___ Records to process

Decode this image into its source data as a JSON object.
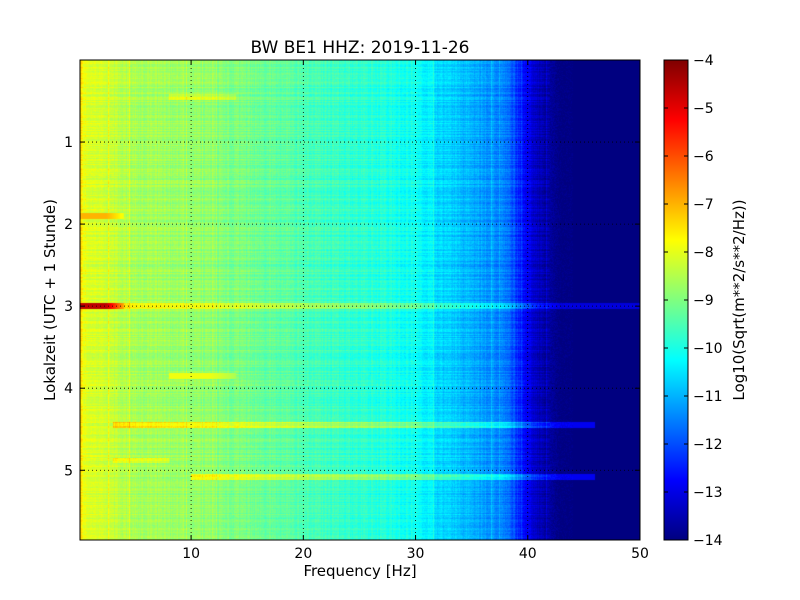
{
  "chart_data": {
    "type": "heatmap",
    "title": "BW BE1 HHZ: 2019-11-26",
    "xlabel": "Frequency [Hz]",
    "ylabel": "Lokalzeit (UTC + 1 Stunde)",
    "xlim": [
      0.1,
      50
    ],
    "ylim": [
      5.85,
      0.0
    ],
    "x_ticks": [
      10,
      20,
      30,
      40,
      50
    ],
    "x_tick_labels": [
      "10",
      "20",
      "30",
      "40",
      "50"
    ],
    "y_ticks": [
      1,
      2,
      3,
      4,
      5
    ],
    "y_tick_labels": [
      "1",
      "2",
      "3",
      "4",
      "5"
    ],
    "grid": true,
    "colormap": "jet",
    "colorbar": {
      "label": "Log10(Sqrt(m**2/s**2/Hz))",
      "range": [
        -14,
        -4
      ],
      "ticks": [
        -4,
        -5,
        -6,
        -7,
        -8,
        -9,
        -10,
        -11,
        -12,
        -13,
        -14
      ],
      "tick_labels": [
        "−4",
        "−5",
        "−6",
        "−7",
        "−8",
        "−9",
        "−10",
        "−11",
        "−12",
        "−13",
        "−14"
      ]
    },
    "frequency_profile": {
      "frequency_hz": [
        0.1,
        1,
        2,
        5,
        10,
        15,
        20,
        25,
        28,
        30,
        31,
        32,
        35,
        38,
        39,
        40,
        41,
        42,
        43,
        45,
        50
      ],
      "level": [
        -7.8,
        -8.0,
        -8.2,
        -8.6,
        -8.8,
        -9.1,
        -9.5,
        -9.8,
        -10.0,
        -10.2,
        -10.3,
        -10.6,
        -11.0,
        -11.5,
        -12.2,
        -12.9,
        -13.4,
        -13.7,
        -14.0,
        -14.0,
        -14.0
      ]
    },
    "horizontal_features": [
      {
        "time_h": 3.0,
        "f_start": 0.1,
        "f_end": 4.0,
        "level": -4.6
      },
      {
        "time_h": 3.0,
        "f_start": 4.0,
        "f_end": 50.0,
        "delta": 0.9
      },
      {
        "time_h": 1.9,
        "f_start": 0.1,
        "f_end": 4.0,
        "level": -7.0
      },
      {
        "time_h": 3.85,
        "f_start": 8.0,
        "f_end": 14.0,
        "level": -7.9
      },
      {
        "time_h": 4.45,
        "f_start": 3.0,
        "f_end": 46.0,
        "delta": 1.1
      },
      {
        "time_h": 5.08,
        "f_start": 10.0,
        "f_end": 46.0,
        "delta": 1.1
      },
      {
        "time_h": 0.45,
        "f_start": 8.0,
        "f_end": 14.0,
        "delta": 0.6
      },
      {
        "time_h": 4.88,
        "f_start": 3.0,
        "f_end": 8.0,
        "delta": 0.6
      }
    ]
  }
}
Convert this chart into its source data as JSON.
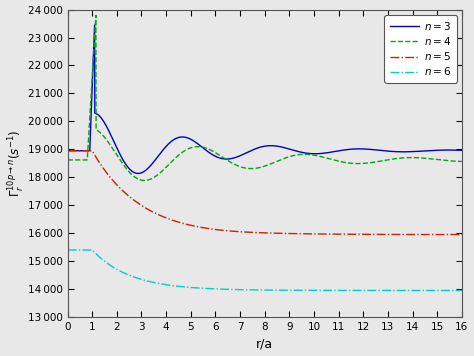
{
  "title": "",
  "xlabel": "r/a",
  "ylabel": "$\\Gamma_r^{10p\\rightarrow n}(s^{-1})$",
  "xlim": [
    0,
    16
  ],
  "ylim": [
    13000,
    24000
  ],
  "yticks": [
    13000,
    14000,
    15000,
    16000,
    17000,
    18000,
    19000,
    20000,
    21000,
    22000,
    23000,
    24000
  ],
  "xticks": [
    0,
    1,
    2,
    3,
    4,
    5,
    6,
    7,
    8,
    9,
    10,
    11,
    12,
    13,
    14,
    15,
    16
  ],
  "legend_labels": [
    "$n = 3$",
    "$n = 4$",
    "$n = 5$",
    "$n = 6$"
  ],
  "line_colors": [
    "#0000cc",
    "#00aa00",
    "#cc2200",
    "#00cccc"
  ],
  "background_color": "#e8e8e8",
  "n3_asymptote": 18950,
  "n4_asymptote": 18620,
  "n5_asymptote": 15950,
  "n6_asymptote": 13950,
  "n3_peak": 23500,
  "n4_peak": 23800,
  "n3_peak_x": 1.1,
  "n4_peak_x": 1.15
}
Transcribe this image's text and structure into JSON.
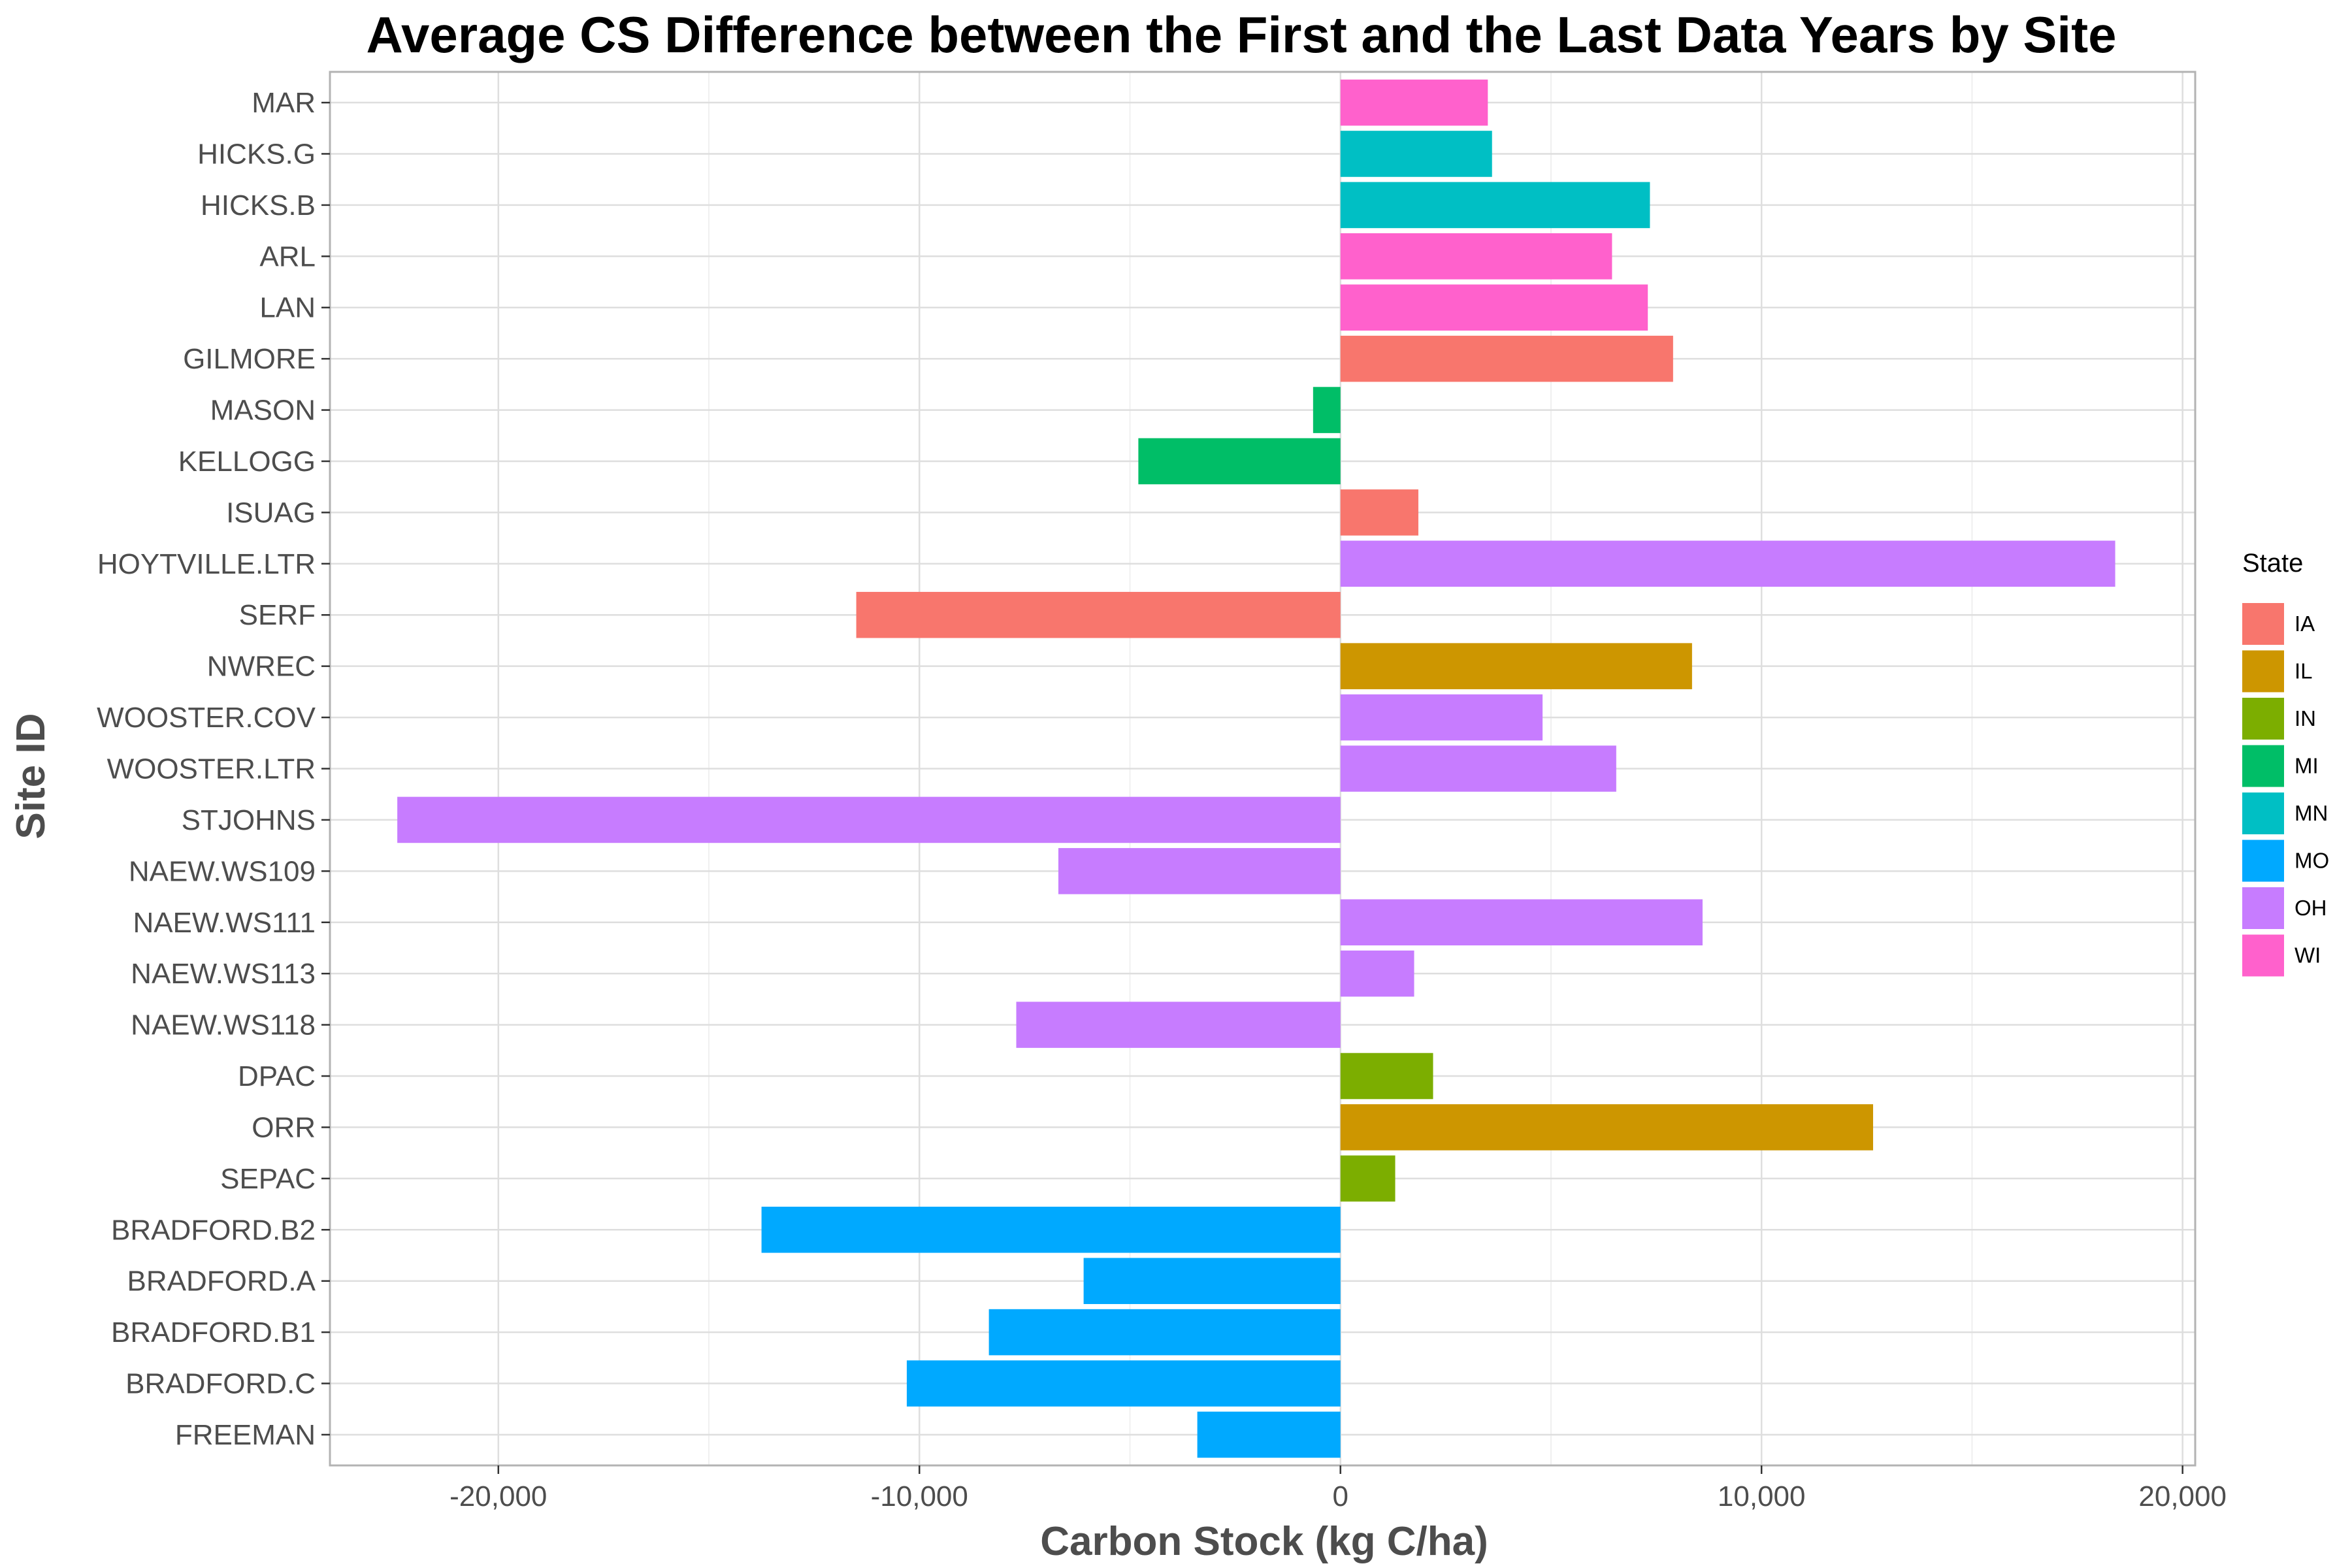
{
  "chart_data": {
    "type": "bar",
    "orientation": "horizontal",
    "title": "Average CS Difference between the First and the Last Data Years by Site",
    "xlabel": "Carbon Stock (kg C/ha)",
    "ylabel": "Site ID",
    "xlim": [
      -24000,
      20300
    ],
    "x_ticks": [
      -20000,
      -10000,
      0,
      10000,
      20000
    ],
    "x_tick_labels": [
      "-20,000",
      "-10,000",
      "0",
      "10,000",
      "20,000"
    ],
    "grid": true,
    "legend": {
      "title": "State",
      "position": "right",
      "entries": [
        {
          "label": "IA",
          "color": "#F8766D"
        },
        {
          "label": "IL",
          "color": "#CD9600"
        },
        {
          "label": "IN",
          "color": "#7CAE00"
        },
        {
          "label": "MI",
          "color": "#00BE67"
        },
        {
          "label": "MN",
          "color": "#00BFC4"
        },
        {
          "label": "MO",
          "color": "#00A9FF"
        },
        {
          "label": "OH",
          "color": "#C77CFF"
        },
        {
          "label": "WI",
          "color": "#FF61CC"
        }
      ]
    },
    "bars": [
      {
        "site": "MAR",
        "value": 3500,
        "state": "WI"
      },
      {
        "site": "HICKS.G",
        "value": 3600,
        "state": "MN"
      },
      {
        "site": "HICKS.B",
        "value": 7350,
        "state": "MN"
      },
      {
        "site": "ARL",
        "value": 6450,
        "state": "WI"
      },
      {
        "site": "LAN",
        "value": 7300,
        "state": "WI"
      },
      {
        "site": "GILMORE",
        "value": 7900,
        "state": "IA"
      },
      {
        "site": "MASON",
        "value": -650,
        "state": "MI"
      },
      {
        "site": "KELLOGG",
        "value": -4800,
        "state": "MI"
      },
      {
        "site": "ISUAG",
        "value": 1850,
        "state": "IA"
      },
      {
        "site": "HOYTVILLE.LTR",
        "value": 18400,
        "state": "OH"
      },
      {
        "site": "SERF",
        "value": -11500,
        "state": "IA"
      },
      {
        "site": "NWREC",
        "value": 8350,
        "state": "IL"
      },
      {
        "site": "WOOSTER.COV",
        "value": 4800,
        "state": "OH"
      },
      {
        "site": "WOOSTER.LTR",
        "value": 6550,
        "state": "OH"
      },
      {
        "site": "STJOHNS",
        "value": -22400,
        "state": "OH"
      },
      {
        "site": "NAEW.WS109",
        "value": -6700,
        "state": "OH"
      },
      {
        "site": "NAEW.WS111",
        "value": 8600,
        "state": "OH"
      },
      {
        "site": "NAEW.WS113",
        "value": 1750,
        "state": "OH"
      },
      {
        "site": "NAEW.WS118",
        "value": -7700,
        "state": "OH"
      },
      {
        "site": "DPAC",
        "value": 2200,
        "state": "IN"
      },
      {
        "site": "ORR",
        "value": 12650,
        "state": "IL"
      },
      {
        "site": "SEPAC",
        "value": 1300,
        "state": "IN"
      },
      {
        "site": "BRADFORD.B2",
        "value": -13750,
        "state": "MO"
      },
      {
        "site": "BRADFORD.A",
        "value": -6100,
        "state": "MO"
      },
      {
        "site": "BRADFORD.B1",
        "value": -8350,
        "state": "MO"
      },
      {
        "site": "BRADFORD.C",
        "value": -10300,
        "state": "MO"
      },
      {
        "site": "FREEMAN",
        "value": -3400,
        "state": "MO"
      }
    ]
  }
}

______

Task description:
Exclude the pictures. Write out the remaining data exactly.

Response to the exercise:
Decode this image into its source data as a JSON object.
{
  "chart_data": {
    "type": "heatmap",
    "title": "BW BE1 HHZ: 2019-11-26",
    "xlabel": "Frequency [Hz]",
    "ylabel": "Lokalzeit (UTC + 1 Stunde)",
    "xlim": [
      0.1,
      50
    ],
    "ylim": [
      5.85,
      0.0
    ],
    "x_ticks": [
      10,
      20,
      30,
      40,
      50
    ],
    "x_tick_labels": [
      "10",
      "20",
      "30",
      "40",
      "50"
    ],
    "y_ticks": [
      1,
      2,
      3,
      4,
      5
    ],
    "y_tick_labels": [
      "1",
      "2",
      "3",
      "4",
      "5"
    ],
    "grid": true,
    "colormap": "jet",
    "colorbar": {
      "label": "Log10(Sqrt(m**2/s**2/Hz))",
      "range": [
        -14,
        -4
      ],
      "ticks": [
        -4,
        -5,
        -6,
        -7,
        -8,
        -9,
        -10,
        -11,
        -12,
        -13,
        -14
      ],
      "tick_labels": [
        "−4",
        "−5",
        "−6",
        "−7",
        "−8",
        "−9",
        "−10",
        "−11",
        "−12",
        "−13",
        "−14"
      ]
    },
    "frequency_profile": {
      "frequency_hz": [
        0.1,
        1,
        2,
        5,
        10,
        15,
        20,
        25,
        28,
        30,
        31,
        32,
        35,
        38,
        39,
        40,
        41,
        42,
        43,
        45,
        50
      ],
      "level": [
        -7.8,
        -8.0,
        -8.2,
        -8.6,
        -8.8,
        -9.1,
        -9.5,
        -9.8,
        -10.0,
        -10.2,
        -10.3,
        -10.6,
        -11.0,
        -11.5,
        -12.2,
        -12.9,
        -13.4,
        -13.7,
        -14.0,
        -14.0,
        -14.0
      ]
    },
    "horizontal_features": [
      {
        "time_h": 3.0,
        "f_start": 0.1,
        "f_end": 4.0,
        "level": -4.6
      },
      {
        "time_h": 3.0,
        "f_start": 4.0,
        "f_end": 50.0,
        "delta": 0.9
      },
      {
        "time_h": 1.9,
        "f_start": 0.1,
        "f_end": 4.0,
        "level": -7.0
      },
      {
        "time_h": 3.85,
        "f_start": 8.0,
        "f_end": 14.0,
        "level": -7.9
      },
      {
        "time_h": 4.45,
        "f_start": 3.0,
        "f_end": 46.0,
        "delta": 1.1
      },
      {
        "time_h": 5.08,
        "f_start": 10.0,
        "f_end": 46.0,
        "delta": 1.1
      },
      {
        "time_h": 0.45,
        "f_start": 8.0,
        "f_end": 14.0,
        "delta": 0.6
      },
      {
        "time_h": 4.88,
        "f_start": 3.0,
        "f_end": 8.0,
        "delta": 0.6
      }
    ]
  }
}
Convert this chart into its source data as JSON.
{
  "title": "",
  "xlabel": "r/a",
  "ylabel": "$\\Gamma_r^{10p\\rightarrow n}(s^{-1})$",
  "xlim": [
    0,
    16
  ],
  "ylim": [
    13000,
    24000
  ],
  "yticks": [
    13000,
    14000,
    15000,
    16000,
    17000,
    18000,
    19000,
    20000,
    21000,
    22000,
    23000,
    24000
  ],
  "xticks": [
    0,
    1,
    2,
    3,
    4,
    5,
    6,
    7,
    8,
    9,
    10,
    11,
    12,
    13,
    14,
    15,
    16
  ],
  "legend_labels": [
    "$n = 3$",
    "$n = 4$",
    "$n = 5$",
    "$n = 6$"
  ],
  "line_colors": [
    "#0000cc",
    "#00aa00",
    "#cc2200",
    "#00cccc"
  ],
  "background_color": "#e8e8e8",
  "n3_asymptote": 18950,
  "n4_asymptote": 18620,
  "n5_asymptote": 15950,
  "n6_asymptote": 13950,
  "n3_peak": 23500,
  "n4_peak": 23800,
  "n3_peak_x": 1.1,
  "n4_peak_x": 1.15
}
Transcribe this image's text and structure into JSON.
{
  "chart_data": {
    "type": "bar",
    "orientation": "horizontal",
    "title": "Average CS Difference between the First and the Last Data Years by Site",
    "xlabel": "Carbon Stock (kg C/ha)",
    "ylabel": "Site ID",
    "xlim": [
      -24000,
      20300
    ],
    "x_ticks": [
      -20000,
      -10000,
      0,
      10000,
      20000
    ],
    "x_tick_labels": [
      "-20,000",
      "-10,000",
      "0",
      "10,000",
      "20,000"
    ],
    "grid": true,
    "legend": {
      "title": "State",
      "position": "right",
      "entries": [
        {
          "label": "IA",
          "color": "#F8766D"
        },
        {
          "label": "IL",
          "color": "#CD9600"
        },
        {
          "label": "IN",
          "color": "#7CAE00"
        },
        {
          "label": "MI",
          "color": "#00BE67"
        },
        {
          "label": "MN",
          "color": "#00BFC4"
        },
        {
          "label": "MO",
          "color": "#00A9FF"
        },
        {
          "label": "OH",
          "color": "#C77CFF"
        },
        {
          "label": "WI",
          "color": "#FF61CC"
        }
      ]
    },
    "bars": [
      {
        "site": "MAR",
        "value": 3500,
        "state": "WI"
      },
      {
        "site": "HICKS.G",
        "value": 3600,
        "state": "MN"
      },
      {
        "site": "HICKS.B",
        "value": 7350,
        "state": "MN"
      },
      {
        "site": "ARL",
        "value": 6450,
        "state": "WI"
      },
      {
        "site": "LAN",
        "value": 7300,
        "state": "WI"
      },
      {
        "site": "GILMORE",
        "value": 7900,
        "state": "IA"
      },
      {
        "site": "MASON",
        "value": -650,
        "state": "MI"
      },
      {
        "site": "KELLOGG",
        "value": -4800,
        "state": "MI"
      },
      {
        "site": "ISUAG",
        "value": 1850,
        "state": "IA"
      },
      {
        "site": "HOYTVILLE.LTR",
        "value": 18400,
        "state": "OH"
      },
      {
        "site": "SERF",
        "value": -11500,
        "state": "IA"
      },
      {
        "site": "NWREC",
        "value": 8350,
        "state": "IL"
      },
      {
        "site": "WOOSTER.COV",
        "value": 4800,
        "state": "OH"
      },
      {
        "site": "WOOSTER.LTR",
        "value": 6550,
        "state": "OH"
      },
      {
        "site": "STJOHNS",
        "value": -22400,
        "state": "OH"
      },
      {
        "site": "NAEW.WS109",
        "value": -6700,
        "state": "OH"
      },
      {
        "site": "NAEW.WS111",
        "value": 8600,
        "state": "OH"
      },
      {
        "site": "NAEW.WS113",
        "value": 1750,
        "state": "OH"
      },
      {
        "site": "NAEW.WS118",
        "value": -7700,
        "state": "OH"
      },
      {
        "site": "DPAC",
        "value": 2200,
        "state": "IN"
      },
      {
        "site": "ORR",
        "value": 12650,
        "state": "IL"
      },
      {
        "site": "SEPAC",
        "value": 1300,
        "state": "IN"
      },
      {
        "site": "BRADFORD.B2",
        "value": -13750,
        "state": "MO"
      },
      {
        "site": "BRADFORD.A",
        "value": -6100,
        "state": "MO"
      },
      {
        "site": "BRADFORD.B1",
        "value": -8350,
        "state": "MO"
      },
      {
        "site": "BRADFORD.C",
        "value": -10300,
        "state": "MO"
      },
      {
        "site": "FREEMAN",
        "value": -3400,
        "state": "MO"
      }
    ]
  }
}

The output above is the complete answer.